■ WHAT THE TASK REQUIRES: Tally the lines that contain the string "villages" and state that total without comment.

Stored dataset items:
• • • • •

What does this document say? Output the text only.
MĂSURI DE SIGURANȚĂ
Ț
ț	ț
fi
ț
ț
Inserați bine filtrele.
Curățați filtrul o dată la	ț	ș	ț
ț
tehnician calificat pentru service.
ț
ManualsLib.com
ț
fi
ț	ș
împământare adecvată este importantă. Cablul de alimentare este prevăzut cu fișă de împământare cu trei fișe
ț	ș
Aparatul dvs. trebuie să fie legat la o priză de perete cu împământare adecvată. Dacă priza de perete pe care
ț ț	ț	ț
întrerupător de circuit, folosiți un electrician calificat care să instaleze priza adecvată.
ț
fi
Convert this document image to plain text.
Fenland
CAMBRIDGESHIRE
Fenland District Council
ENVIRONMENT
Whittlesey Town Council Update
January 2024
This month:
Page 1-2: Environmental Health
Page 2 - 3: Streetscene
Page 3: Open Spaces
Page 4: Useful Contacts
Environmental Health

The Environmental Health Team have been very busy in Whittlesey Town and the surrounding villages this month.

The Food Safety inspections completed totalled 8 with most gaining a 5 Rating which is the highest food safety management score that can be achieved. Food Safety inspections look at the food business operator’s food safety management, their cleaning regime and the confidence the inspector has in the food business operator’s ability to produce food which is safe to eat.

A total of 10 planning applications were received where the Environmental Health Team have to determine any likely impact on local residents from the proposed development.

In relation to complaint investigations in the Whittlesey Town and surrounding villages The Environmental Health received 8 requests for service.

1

• • • • •

■ EXERCISE ANSWER: 2